## Stated task
Copy every line of the records below that holds the word "JSON".

## Listed entries
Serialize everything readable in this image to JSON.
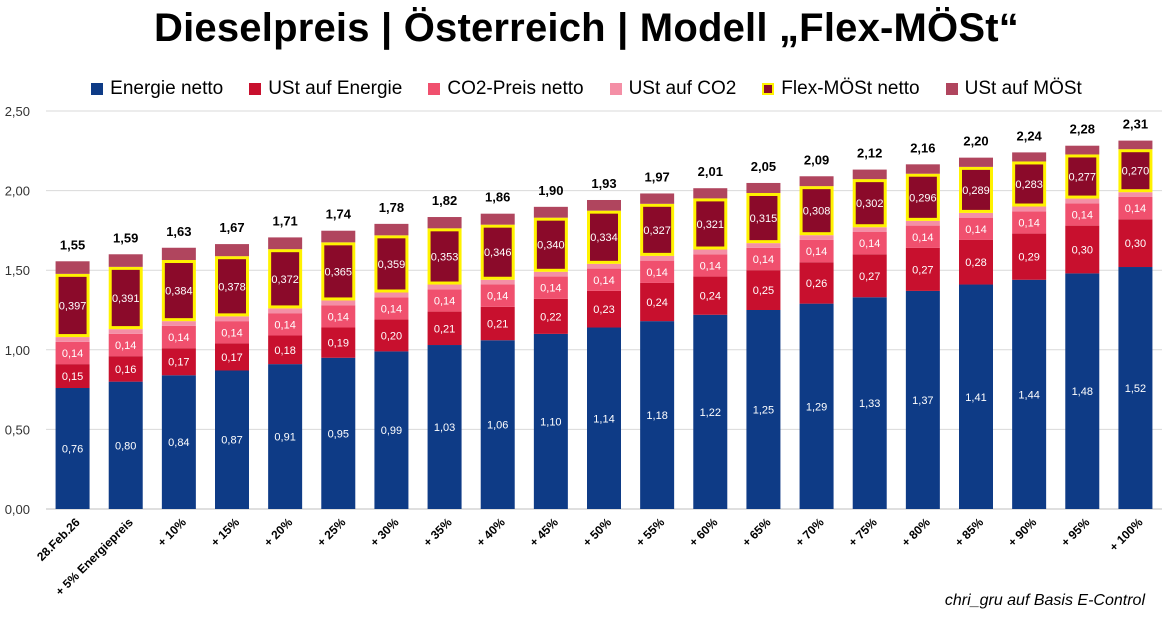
{
  "chart_data": {
    "type": "bar",
    "stacked": true,
    "title": "Dieselpreis | Österreich | Modell „Flex-MÖSt“",
    "categories": [
      "28.Feb.26",
      "+ 5% Energiepreis",
      "+ 10%",
      "+ 15%",
      "+ 20%",
      "+ 25%",
      "+ 30%",
      "+ 35%",
      "+ 40%",
      "+ 45%",
      "+ 50%",
      "+ 55%",
      "+ 60%",
      "+ 65%",
      "+ 70%",
      "+ 75%",
      "+ 80%",
      "+ 85%",
      "+ 90%",
      "+ 95%",
      "+ 100%"
    ],
    "series": [
      {
        "name": "Energie netto",
        "color": "#0E3B86",
        "values": [
          0.76,
          0.8,
          0.84,
          0.87,
          0.91,
          0.95,
          0.99,
          1.03,
          1.06,
          1.1,
          1.14,
          1.18,
          1.22,
          1.25,
          1.29,
          1.33,
          1.37,
          1.41,
          1.44,
          1.48,
          1.52
        ],
        "labels": [
          "0,76",
          "0,80",
          "0,84",
          "0,87",
          "0,91",
          "0,95",
          "0,99",
          "1,03",
          "1,06",
          "1,10",
          "1,14",
          "1,18",
          "1,22",
          "1,25",
          "1,29",
          "1,33",
          "1,37",
          "1,41",
          "1,44",
          "1,48",
          "1,52"
        ]
      },
      {
        "name": "USt auf Energie",
        "color": "#C8102E",
        "values": [
          0.15,
          0.16,
          0.17,
          0.17,
          0.18,
          0.19,
          0.2,
          0.21,
          0.21,
          0.22,
          0.23,
          0.24,
          0.24,
          0.25,
          0.26,
          0.27,
          0.27,
          0.28,
          0.29,
          0.3,
          0.3
        ],
        "labels": [
          "0,15",
          "0,16",
          "0,17",
          "0,17",
          "0,18",
          "0,19",
          "0,20",
          "0,21",
          "0,21",
          "0,22",
          "0,23",
          "0,24",
          "0,24",
          "0,25",
          "0,26",
          "0,27",
          "0,27",
          "0,28",
          "0,29",
          "0,30",
          "0,30"
        ]
      },
      {
        "name": "CO2-Preis netto",
        "color": "#F0506E",
        "values": [
          0.14,
          0.14,
          0.14,
          0.14,
          0.14,
          0.14,
          0.14,
          0.14,
          0.14,
          0.14,
          0.14,
          0.14,
          0.14,
          0.14,
          0.14,
          0.14,
          0.14,
          0.14,
          0.14,
          0.14,
          0.14
        ],
        "labels": [
          "0,14",
          "0,14",
          "0,14",
          "0,14",
          "0,14",
          "0,14",
          "0,14",
          "0,14",
          "0,14",
          "0,14",
          "0,14",
          "0,14",
          "0,14",
          "0,14",
          "0,14",
          "0,14",
          "0,14",
          "0,14",
          "0,14",
          "0,14",
          "0,14"
        ]
      },
      {
        "name": "USt auf CO2",
        "color": "#F48FA6",
        "values": [
          0.03,
          0.03,
          0.03,
          0.03,
          0.03,
          0.03,
          0.03,
          0.03,
          0.03,
          0.03,
          0.03,
          0.03,
          0.03,
          0.03,
          0.03,
          0.03,
          0.03,
          0.03,
          0.03,
          0.03,
          0.03
        ]
      },
      {
        "name": "Flex-MÖSt netto",
        "color": "#8B0A2A",
        "border_color": "#FFF200",
        "values": [
          0.397,
          0.391,
          0.384,
          0.378,
          0.372,
          0.365,
          0.359,
          0.353,
          0.346,
          0.34,
          0.334,
          0.327,
          0.321,
          0.315,
          0.308,
          0.302,
          0.296,
          0.289,
          0.283,
          0.277,
          0.27
        ],
        "labels": [
          "0,397",
          "0,391",
          "0,384",
          "0,378",
          "0,372",
          "0,365",
          "0,359",
          "0,353",
          "0,346",
          "0,340",
          "0,334",
          "0,327",
          "0,321",
          "0,315",
          "0,308",
          "0,302",
          "0,296",
          "0,289",
          "0,283",
          "0,277",
          "0,270"
        ]
      },
      {
        "name": "USt auf MÖSt",
        "color": "#B0455E",
        "values": [
          0.079,
          0.079,
          0.077,
          0.076,
          0.074,
          0.073,
          0.072,
          0.071,
          0.069,
          0.068,
          0.067,
          0.065,
          0.064,
          0.063,
          0.062,
          0.06,
          0.059,
          0.058,
          0.057,
          0.055,
          0.054
        ]
      }
    ],
    "totals": [
      "1,55",
      "1,59",
      "1,63",
      "1,67",
      "1,71",
      "1,74",
      "1,78",
      "1,82",
      "1,86",
      "1,90",
      "1,93",
      "1,97",
      "2,01",
      "2,05",
      "2,09",
      "2,12",
      "2,16",
      "2,20",
      "2,24",
      "2,28",
      "2,31"
    ],
    "total_values": [
      1.55,
      1.59,
      1.63,
      1.67,
      1.71,
      1.74,
      1.78,
      1.82,
      1.86,
      1.9,
      1.93,
      1.97,
      2.01,
      2.05,
      2.09,
      2.12,
      2.16,
      2.2,
      2.24,
      2.28,
      2.31
    ],
    "y_ticks": [
      0,
      0.5,
      1.0,
      1.5,
      2.0,
      2.5
    ],
    "y_tick_labels": [
      "0,00",
      "0,50",
      "1,00",
      "1,50",
      "2,00",
      "2,50"
    ],
    "ylim": [
      0,
      2.5
    ],
    "grid": true,
    "legend_position": "top",
    "xlabel": "",
    "ylabel": ""
  },
  "source": "chri_gru auf Basis E-Control"
}
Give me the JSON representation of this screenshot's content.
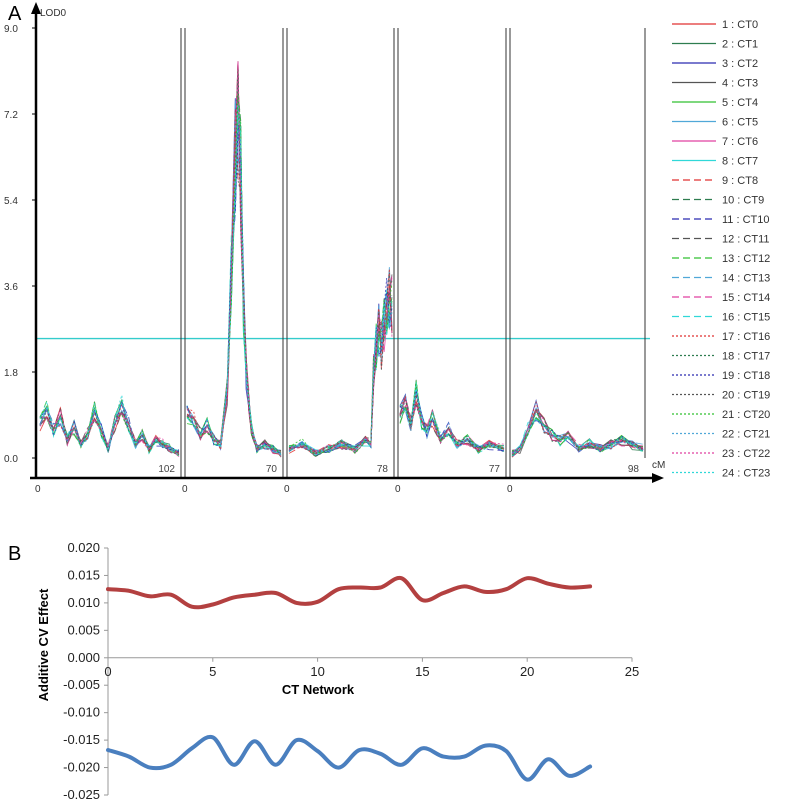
{
  "panel_a_letter": "A",
  "panel_b_letter": "B",
  "chart_data": [
    {
      "type": "line",
      "panel": "A",
      "ylabel": "LOD0",
      "xlabel": "cM",
      "ylim": [
        0,
        9.0
      ],
      "y_ticks": [
        "0.0",
        "1.8",
        "3.6",
        "5.4",
        "7.2",
        "9.0"
      ],
      "threshold": 2.5,
      "threshold_color": "#33cccc",
      "chromosomes": [
        {
          "start_label": "0",
          "length_label": "102",
          "length": 102,
          "profile": [
            [
              0,
              0.8
            ],
            [
              5,
              1.0
            ],
            [
              10,
              0.6
            ],
            [
              15,
              0.9
            ],
            [
              20,
              0.4
            ],
            [
              25,
              0.7
            ],
            [
              30,
              0.3
            ],
            [
              35,
              0.5
            ],
            [
              40,
              1.0
            ],
            [
              45,
              0.6
            ],
            [
              50,
              0.2
            ],
            [
              55,
              0.8
            ],
            [
              60,
              1.1
            ],
            [
              65,
              0.7
            ],
            [
              70,
              0.3
            ],
            [
              75,
              0.5
            ],
            [
              80,
              0.2
            ],
            [
              85,
              0.4
            ],
            [
              90,
              0.3
            ],
            [
              95,
              0.2
            ],
            [
              102,
              0.1
            ]
          ]
        },
        {
          "start_label": "0",
          "length_label": "70",
          "length": 70,
          "profile": [
            [
              0,
              1.0
            ],
            [
              5,
              0.8
            ],
            [
              10,
              0.5
            ],
            [
              15,
              0.7
            ],
            [
              20,
              0.4
            ],
            [
              25,
              0.3
            ],
            [
              30,
              1.5
            ],
            [
              33,
              4.0
            ],
            [
              36,
              6.5
            ],
            [
              38,
              7.5
            ],
            [
              40,
              6.2
            ],
            [
              42,
              3.5
            ],
            [
              44,
              2.0
            ],
            [
              46,
              1.2
            ],
            [
              48,
              0.6
            ],
            [
              52,
              0.2
            ],
            [
              58,
              0.3
            ],
            [
              64,
              0.2
            ],
            [
              70,
              0.1
            ]
          ]
        },
        {
          "start_label": "0",
          "length_label": "78",
          "length": 78,
          "profile": [
            [
              0,
              0.2
            ],
            [
              10,
              0.3
            ],
            [
              20,
              0.1
            ],
            [
              30,
              0.2
            ],
            [
              40,
              0.3
            ],
            [
              50,
              0.2
            ],
            [
              58,
              0.4
            ],
            [
              62,
              0.3
            ],
            [
              64,
              1.8
            ],
            [
              66,
              2.4
            ],
            [
              68,
              2.8
            ],
            [
              70,
              2.5
            ],
            [
              72,
              3.0
            ],
            [
              74,
              3.2
            ],
            [
              76,
              3.4
            ],
            [
              78,
              3.3
            ]
          ]
        },
        {
          "start_label": "0",
          "length_label": "77",
          "length": 77,
          "profile": [
            [
              0,
              1.0
            ],
            [
              4,
              1.2
            ],
            [
              8,
              0.7
            ],
            [
              12,
              1.4
            ],
            [
              16,
              0.8
            ],
            [
              20,
              0.6
            ],
            [
              24,
              0.9
            ],
            [
              30,
              0.4
            ],
            [
              36,
              0.6
            ],
            [
              42,
              0.3
            ],
            [
              50,
              0.4
            ],
            [
              58,
              0.2
            ],
            [
              66,
              0.3
            ],
            [
              77,
              0.2
            ]
          ]
        },
        {
          "start_label": "0",
          "length_label": "98",
          "length": 98,
          "profile": [
            [
              0,
              0.1
            ],
            [
              6,
              0.2
            ],
            [
              12,
              0.6
            ],
            [
              18,
              1.0
            ],
            [
              24,
              0.7
            ],
            [
              30,
              0.5
            ],
            [
              36,
              0.4
            ],
            [
              42,
              0.5
            ],
            [
              50,
              0.2
            ],
            [
              58,
              0.3
            ],
            [
              66,
              0.2
            ],
            [
              74,
              0.3
            ],
            [
              82,
              0.4
            ],
            [
              90,
              0.3
            ],
            [
              98,
              0.2
            ]
          ]
        }
      ],
      "legend": {
        "placement": "right",
        "entries": [
          {
            "label": "1 : CT0",
            "color": "#e03030",
            "dash": "solid"
          },
          {
            "label": "2 : CT1",
            "color": "#2e7d4f",
            "dash": "solid"
          },
          {
            "label": "3 : CT2",
            "color": "#2b2bb0",
            "dash": "solid"
          },
          {
            "label": "4 : CT3",
            "color": "#555555",
            "dash": "solid"
          },
          {
            "label": "5 : CT4",
            "color": "#30c030",
            "dash": "solid"
          },
          {
            "label": "6 : CT5",
            "color": "#50a8d8",
            "dash": "solid"
          },
          {
            "label": "7 : CT6",
            "color": "#e040a0",
            "dash": "solid"
          },
          {
            "label": "8 : CT7",
            "color": "#30d8d8",
            "dash": "solid"
          },
          {
            "label": "9 : CT8",
            "color": "#e03030",
            "dash": "long"
          },
          {
            "label": "10 : CT9",
            "color": "#2e7d4f",
            "dash": "long"
          },
          {
            "label": "11 : CT10",
            "color": "#2b2bb0",
            "dash": "long"
          },
          {
            "label": "12 : CT11",
            "color": "#555555",
            "dash": "long"
          },
          {
            "label": "13 : CT12",
            "color": "#30c030",
            "dash": "long"
          },
          {
            "label": "14 : CT13",
            "color": "#50a8d8",
            "dash": "long"
          },
          {
            "label": "15 : CT14",
            "color": "#e040a0",
            "dash": "long"
          },
          {
            "label": "16 : CT15",
            "color": "#30d8d8",
            "dash": "long"
          },
          {
            "label": "17 : CT16",
            "color": "#e03030",
            "dash": "short"
          },
          {
            "label": "18 : CT17",
            "color": "#2e7d4f",
            "dash": "short"
          },
          {
            "label": "19 : CT18",
            "color": "#2b2bb0",
            "dash": "short"
          },
          {
            "label": "20 : CT19",
            "color": "#555555",
            "dash": "short"
          },
          {
            "label": "21 : CT20",
            "color": "#30c030",
            "dash": "short"
          },
          {
            "label": "22 : CT21",
            "color": "#50a8d8",
            "dash": "short"
          },
          {
            "label": "23 : CT22",
            "color": "#e040a0",
            "dash": "short"
          },
          {
            "label": "24 : CT23",
            "color": "#30d8d8",
            "dash": "short"
          }
        ]
      }
    },
    {
      "type": "line",
      "panel": "B",
      "ylabel": "Additive CV Effect",
      "xlabel": "CT Network",
      "xlim": [
        0,
        25
      ],
      "x_ticks": [
        "0",
        "5",
        "10",
        "15",
        "20",
        "25"
      ],
      "ylim": [
        -0.025,
        0.02
      ],
      "y_ticks": [
        "0.020",
        "0.015",
        "0.010",
        "0.005",
        "0.000",
        "-0.005",
        "-0.010",
        "-0.015",
        "-0.020",
        "-0.025"
      ],
      "grid": false,
      "x": [
        0,
        1,
        2,
        3,
        4,
        5,
        6,
        7,
        8,
        9,
        10,
        11,
        12,
        13,
        14,
        15,
        16,
        17,
        18,
        19,
        20,
        21,
        22,
        23
      ],
      "series": [
        {
          "color": "#b34040",
          "values": [
            0.0125,
            0.0122,
            0.0112,
            0.0115,
            0.0093,
            0.0097,
            0.011,
            0.0115,
            0.0118,
            0.01,
            0.0102,
            0.0125,
            0.0128,
            0.0128,
            0.0145,
            0.0105,
            0.0118,
            0.013,
            0.012,
            0.0125,
            0.0145,
            0.0135,
            0.0128,
            0.013
          ]
        },
        {
          "color": "#4a7fbf",
          "values": [
            -0.0168,
            -0.018,
            -0.02,
            -0.0195,
            -0.0165,
            -0.0145,
            -0.0195,
            -0.0152,
            -0.0195,
            -0.015,
            -0.017,
            -0.02,
            -0.0168,
            -0.0175,
            -0.0195,
            -0.0165,
            -0.018,
            -0.018,
            -0.016,
            -0.017,
            -0.0222,
            -0.0185,
            -0.0215,
            -0.0198
          ]
        }
      ]
    }
  ]
}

## Reply
Serialize everything readable in this image to JSON.
Give me the JSON representation of this screenshot's content.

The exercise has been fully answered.